Quoted text
# Submersible LEDs



## spookymulder76 (Aug 9, 2011)

Checking out Party City's website while shopping at the 
Store I came across these:

http://m.partycity.com/products/orange+and+purple+submersible+light

And this:
http://m.partycity.com/products/orange+led+halloween+lights+string+36in

They are surprisingly affordable. 
Would be a great for sprucing up the mad lab, or creeping out 
An existing fish pond, I can see all kinds of uses.


----------



## GOT (Apr 17, 2007)

I'm thinking hairdryer in the bath tub prop.


----------



## Copchick (Apr 10, 2012)

I just pictured them in my birdbath. Thanks for the info!

Hey, I just found these cheaper here: http://www.100candles.com/i/9528/Orange-Submersible-LED-Light


----------



## matrixmom (Aug 20, 2011)

They sell them at Walmart but white I think. I bough 2 over the summer @ $8


----------



## Copchick (Apr 10, 2012)

100candles.com has a coupon code for 15% off - TJK15. I'll be saving just over $7.00 with my order. I'm thinking of so many places to put these!


----------



## hpropman (Jul 27, 2008)

The rov guys use leds underwater all the time. Check out some of these links below. You can make any color or size light that you need. I do not even think that you need to seal them because the current leakage would be so low that I do not think that it would matter. I will have to play with that and get back to you. I would prob seal them with hot glue just to be safe

http://www.seaperch.org/article?article_id=319

http://www.instructables.com/id/LEDs-for-Your-Sea-Perch/

http://www.ebay.com/itm/9-LED-Strip...roof-Tank-Flexible-Submerge-12V-/190656252404


----------



## Acid PopTart (Oct 29, 2007)

I used something similar to those last year, I got the Aquabrites here:
http://www.save-on-crafts.com/aquabritegreen.html

5 for $8, they also had EL wire fairly cheap (at the time) so I was picking that up as well. These little lights are great for spotlighting smaller props and were perfect for my freakshow such as my Vampire Bat Baby and such. They're easy to hide and secure, have a decent amount of light, and can be used underwater. I ordered a pack in every colour to experiment last year, battery life was pretty decent, I still have the ones I used last year on Halloween night with life still. Over the summer I also discovered they looked rather spooky when I put them in these coloured glass lanterns I had. It was a low light but rather eerie.

I'll be getting more for this year for sure!


----------

Task brief
Duplicate word for word the part of the forum thread on submersible LEDs that begins at the words "## Acid PopTart" and stops after the words "but rather eerie.". The lines that come next are separate material, apart from the forum thread on submersible LEDs.

Provided data
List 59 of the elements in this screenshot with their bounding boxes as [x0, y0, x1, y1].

Full solution
## Acid PopTart (Oct 29, 2007)

I used something similar to those last year, I got the Aquabrites here:
http://www.save-on-crafts.com/aquabritegreen.html

5 for $8, they also had EL wire fairly cheap (at the time) so I was picking that up as well. These little lights are great for spotlighting smaller props and were perfect for my freakshow such as my Vampire Bat Baby and such. They're easy to hide and secure, have a decent amount of light, and can be used underwater. I ordered a pack in every colour to experiment last year, battery life was pretty decent, I still have the ones I used last year on Halloween night with life still. Over the summer I also discovered they looked rather spooky when I put them in these coloured glass lanterns I had. It was a low light but rather eerie.